● **GIVEN TASK**: Make an exact transcription of the material, leaving out all images.

*** ENTRIES SHOWN

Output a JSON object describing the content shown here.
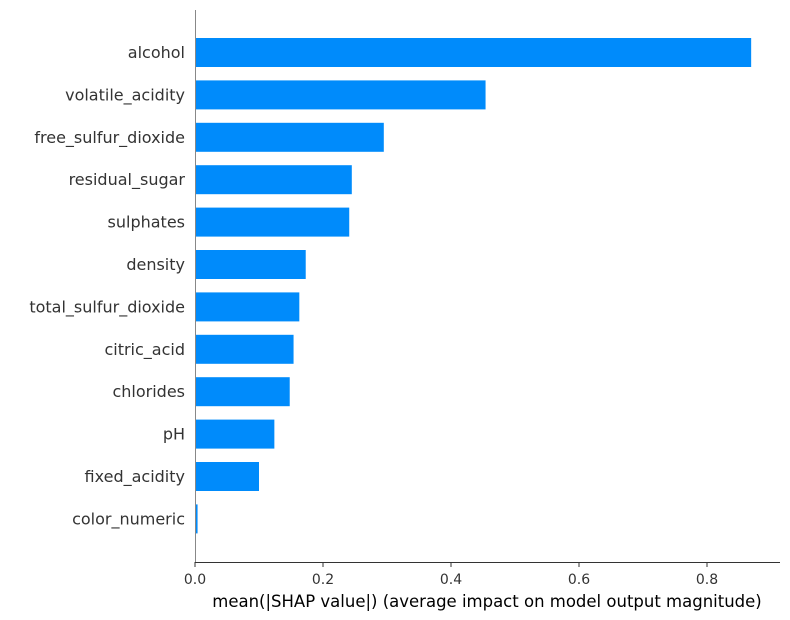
{
  "chart_data": {
    "type": "bar",
    "orientation": "horizontal",
    "categories": [
      "alcohol",
      "volatile_acidity",
      "free_sulfur_dioxide",
      "residual_sugar",
      "sulphates",
      "density",
      "total_sulfur_dioxide",
      "citric_acid",
      "chlorides",
      "pH",
      "fixed_acidity",
      "color_numeric"
    ],
    "values": [
      0.869,
      0.454,
      0.295,
      0.245,
      0.241,
      0.173,
      0.163,
      0.154,
      0.148,
      0.124,
      0.1,
      0.004
    ],
    "xlabel": "mean(|SHAP value|) (average impact on model output magnitude)",
    "ylabel": "",
    "xlim": [
      0,
      0.91
    ],
    "xticks": [
      0.0,
      0.2,
      0.4,
      0.6,
      0.8
    ],
    "xtick_labels": [
      "0.0",
      "0.2",
      "0.4",
      "0.6",
      "0.8"
    ],
    "grid": false,
    "bar_color": "#008bfb"
  }
}
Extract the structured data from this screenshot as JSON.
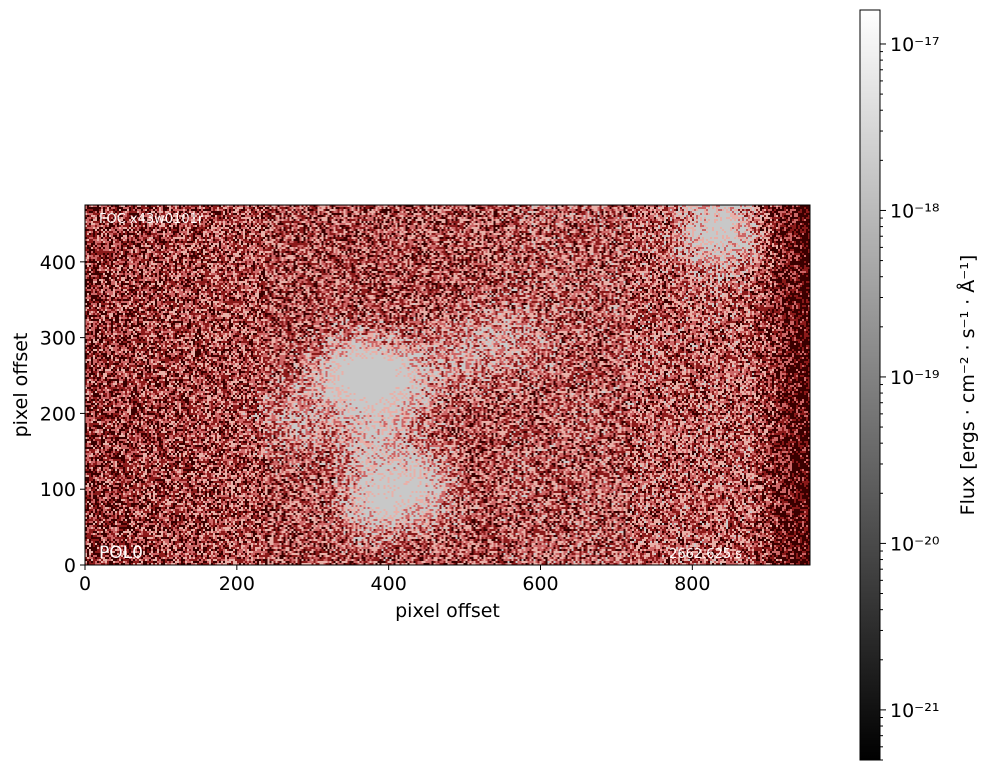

******

● **FULL ANSWER**:
Output a JSON object describing the content shown here.
{
  "chart_data": {
    "type": "bar",
    "orientation": "horizontal",
    "categories": [
      "alcohol",
      "volatile_acidity",
      "free_sulfur_dioxide",
      "residual_sugar",
      "sulphates",
      "density",
      "total_sulfur_dioxide",
      "citric_acid",
      "chlorides",
      "pH",
      "fixed_acidity",
      "color_numeric"
    ],
    "values": [
      0.869,
      0.454,
      0.295,
      0.245,
      0.241,
      0.173,
      0.163,
      0.154,
      0.148,
      0.124,
      0.1,
      0.004
    ],
    "xlabel": "mean(|SHAP value|) (average impact on model output magnitude)",
    "ylabel": "",
    "xlim": [
      0,
      0.91
    ],
    "xticks": [
      0.0,
      0.2,
      0.4,
      0.6,
      0.8
    ],
    "xtick_labels": [
      "0.0",
      "0.2",
      "0.4",
      "0.6",
      "0.8"
    ],
    "grid": false,
    "bar_color": "#008bfb"
  }
}
Extract the structured data from this screenshot as JSON.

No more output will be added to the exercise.